Do this: Below are the records; locate each line with the word "base" and copy it.

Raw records
╔══
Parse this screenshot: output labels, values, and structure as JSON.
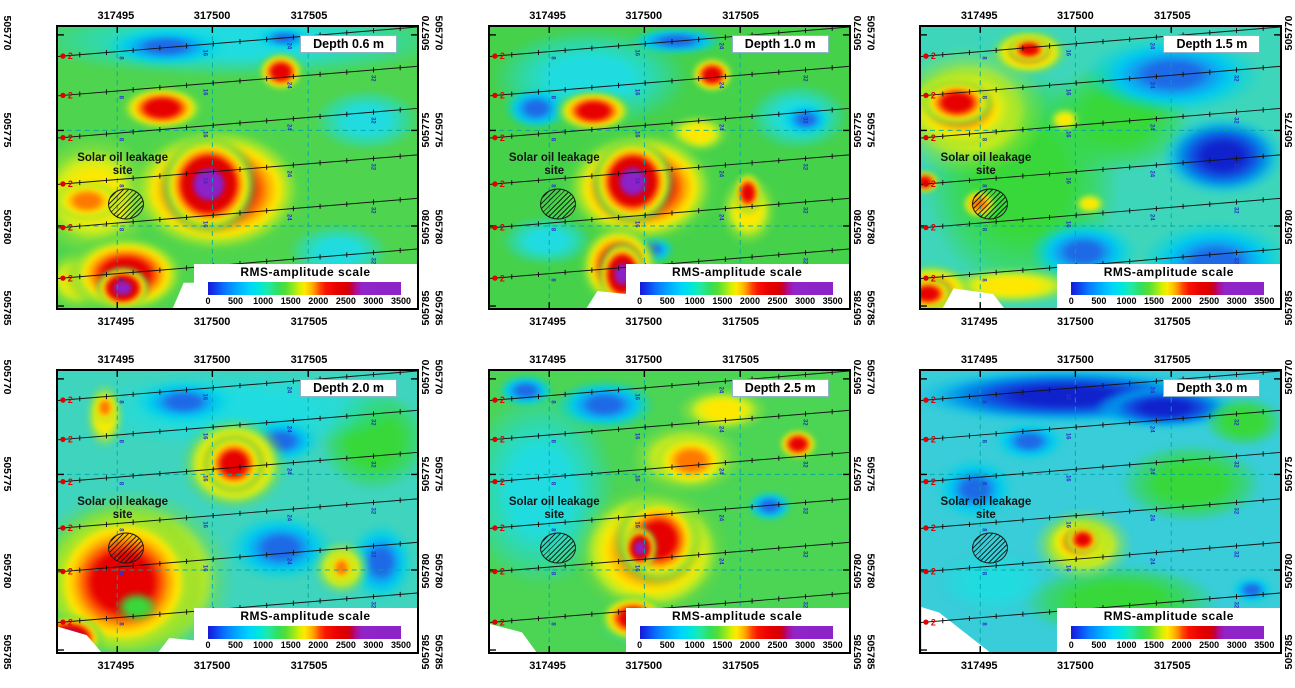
{
  "shared": {
    "site_label_line1": "Solar oil leakage",
    "site_label_line2": "site",
    "scale_title": "RMS-amplitude scale",
    "scale_ticks": [
      "0",
      "500",
      "1000",
      "1500",
      "2000",
      "2500",
      "3000",
      "3500"
    ],
    "x_tick_positions": [
      {
        "label": "317495",
        "pct": 16.5
      },
      {
        "label": "317500",
        "pct": 43.0
      },
      {
        "label": "317505",
        "pct": 69.7
      }
    ],
    "y_tick_positions": [
      {
        "label": "505770",
        "pct": 2.8,
        "grid": false
      },
      {
        "label": "505775",
        "pct": 36.8,
        "grid": true
      },
      {
        "label": "505780",
        "pct": 70.8,
        "grid": true
      },
      {
        "label": "505785",
        "pct": 99.3,
        "grid": false
      }
    ],
    "survey": {
      "lines": [
        [
          10.5,
          0
        ],
        [
          24.5,
          14
        ],
        [
          39.5,
          29
        ],
        [
          56,
          45.5
        ],
        [
          71.5,
          61
        ],
        [
          89.5,
          79
        ]
      ],
      "dot_label": "2",
      "station_labels": [
        "8",
        "16",
        "24",
        "32"
      ]
    },
    "colors": {
      "grid": "#00a6a6",
      "survey_line": "#151515",
      "station_label": "#2535c8",
      "line_start_dot": "#e00000",
      "colorbar_purple": "#8c24c8"
    }
  },
  "chart_data": {
    "type": "heatmap",
    "x_ticks": [
      317495,
      317500,
      317505
    ],
    "y_ticks": [
      505770,
      505775,
      505780,
      505785
    ],
    "x_range": [
      317492,
      317510.7
    ],
    "y_range": [
      505769.5,
      505784.5
    ],
    "grid": true,
    "colorbar": {
      "title": "RMS-amplitude scale",
      "ticks": [
        0,
        500,
        1000,
        1500,
        2000,
        2500,
        3000,
        3500
      ],
      "colors": [
        "#1818d8",
        "#0878ff",
        "#00d2ff",
        "#30e060",
        "#ffe800",
        "#ff4600",
        "#d80000",
        "#8c24c8"
      ]
    },
    "site_location": {
      "x": 317495.5,
      "y": 505778.8
    },
    "panels": [
      {
        "depth_label": "Depth 0.6 m",
        "base": "#4fd44f",
        "notch": "polygon(32% 100%, 35% 91%, 45% 91%, 48% 100%)",
        "blobs": [
          [
            "cool",
            50,
            5,
            120,
            26
          ],
          [
            "cold",
            30,
            7,
            34,
            14
          ],
          [
            "cold",
            63,
            4,
            16,
            8
          ],
          [
            "cool",
            86,
            33,
            30,
            22
          ],
          [
            "cool",
            78,
            80,
            28,
            20
          ],
          [
            "warm",
            10,
            60,
            36,
            44
          ],
          [
            "hot1",
            8,
            62,
            20,
            15
          ],
          [
            "warm",
            6,
            90,
            20,
            22
          ],
          [
            "hot2",
            62,
            16,
            14,
            15
          ],
          [
            "hot2",
            29,
            29,
            25,
            17
          ],
          [
            "hot2",
            44,
            58,
            54,
            50
          ],
          [
            "hot3",
            42,
            56,
            28,
            36
          ],
          [
            "hot2",
            19,
            88,
            36,
            30
          ],
          [
            "hot3",
            18,
            93,
            16,
            16
          ]
        ],
        "anomalies": [
          {
            "x": 317499.6,
            "y": 505777.9,
            "amp": 3500
          },
          {
            "x": 317495.2,
            "y": 505783.2,
            "amp": 3500
          },
          {
            "x": 317503.1,
            "y": 505771.9,
            "amp": 2500
          },
          {
            "x": 317497.2,
            "y": 505773.8,
            "amp": 2400
          }
        ]
      },
      {
        "depth_label": "Depth 1.0 m",
        "base": "#46d14b",
        "notch": "polygon(27% 100%, 30% 94%, 38% 95%, 40% 100%)",
        "blobs": [
          [
            "cool",
            28,
            18,
            55,
            36
          ],
          [
            "cold",
            13,
            29,
            18,
            15
          ],
          [
            "cold",
            52,
            5,
            26,
            10
          ],
          [
            "cool",
            86,
            32,
            28,
            24
          ],
          [
            "cold",
            88,
            33,
            14,
            12
          ],
          [
            "cool",
            16,
            76,
            26,
            18
          ],
          [
            "cold",
            45,
            79,
            13,
            11
          ],
          [
            "warm",
            58,
            38,
            18,
            14
          ],
          [
            "warm",
            72,
            65,
            16,
            26
          ],
          [
            "hot2",
            62,
            17,
            13,
            14
          ],
          [
            "hot2",
            29,
            30,
            23,
            16
          ],
          [
            "hot2",
            72,
            59,
            9,
            16
          ],
          [
            "hot2",
            42,
            57,
            46,
            44
          ],
          [
            "hot3",
            40,
            55,
            24,
            32
          ],
          [
            "hot2",
            36,
            85,
            24,
            32
          ],
          [
            "hot3",
            37,
            88,
            14,
            24
          ]
        ],
        "anomalies": [
          {
            "x": 317499.4,
            "y": 505777.7,
            "amp": 3500
          },
          {
            "x": 317498.8,
            "y": 505782.5,
            "amp": 3400
          },
          {
            "x": 317503.1,
            "y": 505772.1,
            "amp": 2400
          }
        ]
      },
      {
        "depth_label": "Depth 1.5 m",
        "base": "#3ed6bb",
        "notch": "polygon(6% 100%, 9% 93%, 20% 95%, 23% 100%)",
        "blobs": [
          [
            "green",
            28,
            55,
            55,
            80
          ],
          [
            "green",
            55,
            32,
            40,
            40
          ],
          [
            "cold",
            70,
            17,
            50,
            28
          ],
          [
            "cold2",
            84,
            46,
            34,
            28
          ],
          [
            "cold",
            82,
            84,
            42,
            30
          ],
          [
            "cold",
            45,
            80,
            30,
            22
          ],
          [
            "warm",
            13,
            30,
            44,
            46
          ],
          [
            "warm",
            25,
            92,
            40,
            14
          ],
          [
            "warm",
            40,
            33,
            9,
            9
          ],
          [
            "warm",
            47,
            63,
            9,
            8
          ],
          [
            "hot1",
            11,
            29,
            34,
            30
          ],
          [
            "hot1",
            30,
            9,
            22,
            17
          ],
          [
            "hot1",
            3,
            94,
            24,
            20
          ],
          [
            "hot1",
            16,
            63,
            10,
            11
          ],
          [
            "hot2",
            10,
            27,
            22,
            18
          ],
          [
            "hot2",
            30,
            8,
            13,
            10
          ],
          [
            "hot2",
            1,
            55,
            9,
            9
          ],
          [
            "hot2",
            2,
            95,
            15,
            13
          ]
        ],
        "anomalies": [
          {
            "x": 317493.8,
            "y": 505773.6,
            "amp": 3000
          },
          {
            "x": 317497.5,
            "y": 505770.8,
            "amp": 2600
          },
          {
            "x": 317492.3,
            "y": 505783.6,
            "amp": 2800
          },
          {
            "x": 317494.9,
            "y": 505778.9,
            "amp": 2200
          }
        ]
      },
      {
        "depth_label": "Depth 2.0 m",
        "base": "#3fd4be",
        "notch": "polygon(0% 100%, 0% 91%, 8% 94%, 12% 100%, 28% 100%, 31% 95%, 39% 96%, 42% 100%)",
        "blobs": [
          [
            "green",
            88,
            25,
            30,
            36
          ],
          [
            "cool",
            50,
            14,
            90,
            28
          ],
          [
            "cold",
            35,
            11,
            28,
            16
          ],
          [
            "cold",
            62,
            25,
            22,
            16
          ],
          [
            "cold",
            62,
            63,
            30,
            24
          ],
          [
            "cold",
            90,
            68,
            18,
            28
          ],
          [
            "warm",
            13,
            16,
            11,
            24
          ],
          [
            "hot1",
            13,
            13,
            7,
            12
          ],
          [
            "hot1",
            49,
            33,
            30,
            34
          ],
          [
            "hot2",
            49,
            33,
            19,
            23
          ],
          [
            "warm",
            79,
            70,
            16,
            20
          ],
          [
            "hot1",
            79,
            70,
            8,
            12
          ],
          [
            "hot1",
            20,
            74,
            58,
            64
          ],
          [
            "hot2",
            18,
            75,
            48,
            58
          ],
          [
            "hot3",
            3,
            95,
            20,
            17
          ],
          [
            "green",
            22,
            84,
            12,
            11
          ]
        ],
        "anomalies": [
          {
            "x": 317501.1,
            "y": 505774.5,
            "amp": 2600
          },
          {
            "x": 317495.3,
            "y": 505780.6,
            "amp": 2800
          },
          {
            "x": 317492.5,
            "y": 505783.5,
            "amp": 3500
          }
        ]
      },
      {
        "depth_label": "Depth 2.5 m",
        "base": "#4cd455",
        "notch": "polygon(0% 100%, 0% 90%, 9% 93%, 13% 100%)",
        "blobs": [
          [
            "cool",
            14,
            42,
            42,
            70
          ],
          [
            "cold",
            32,
            12,
            28,
            18
          ],
          [
            "cold",
            10,
            7,
            16,
            12
          ],
          [
            "cool",
            55,
            92,
            50,
            16
          ],
          [
            "cold",
            78,
            48,
            13,
            11
          ],
          [
            "warm",
            65,
            14,
            26,
            16
          ],
          [
            "warm",
            55,
            31,
            32,
            26
          ],
          [
            "hot1",
            56,
            32,
            22,
            20
          ],
          [
            "hot1",
            45,
            64,
            44,
            48
          ],
          [
            "hot2",
            47,
            60,
            26,
            34
          ],
          [
            "hot2",
            40,
            88,
            20,
            18
          ],
          [
            "hot3",
            42,
            63,
            10,
            16
          ],
          [
            "hot2",
            86,
            26,
            12,
            12
          ]
        ],
        "anomalies": [
          {
            "x": 317499.8,
            "y": 505778.9,
            "amp": 3300
          },
          {
            "x": 317502.4,
            "y": 505774.3,
            "amp": 2400
          },
          {
            "x": 317508.0,
            "y": 505773.4,
            "amp": 2300
          }
        ]
      },
      {
        "depth_label": "Depth 3.0 m",
        "base": "#38cdd8",
        "notch": "polygon(0% 100%, 0% 84%, 5% 86%, 19% 100%)",
        "blobs": [
          [
            "cold2",
            40,
            9,
            85,
            20
          ],
          [
            "cold2",
            68,
            13,
            40,
            16
          ],
          [
            "cold",
            15,
            42,
            22,
            22
          ],
          [
            "cold",
            30,
            25,
            20,
            14
          ],
          [
            "green",
            75,
            40,
            40,
            28
          ],
          [
            "green",
            55,
            82,
            55,
            26
          ],
          [
            "green",
            90,
            18,
            22,
            18
          ],
          [
            "cool",
            20,
            75,
            30,
            22
          ],
          [
            "warm",
            45,
            62,
            28,
            26
          ],
          [
            "hot1",
            44,
            61,
            19,
            18
          ],
          [
            "hot2",
            45,
            60,
            11,
            12
          ],
          [
            "cold",
            92,
            78,
            12,
            10
          ]
        ],
        "anomalies": [
          {
            "x": 317500.3,
            "y": 505778.4,
            "amp": 2500
          },
          {
            "x": 317499.4,
            "y": 505771.0,
            "amp": 300
          }
        ]
      }
    ]
  }
}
╚══
Answer to this exercise:
        "base": "#4fd44f",
        "base": "#46d14b",
        "base": "#3ed6bb",
        "base": "#3fd4be",
        "base": "#4cd455",
        "base": "#38cdd8",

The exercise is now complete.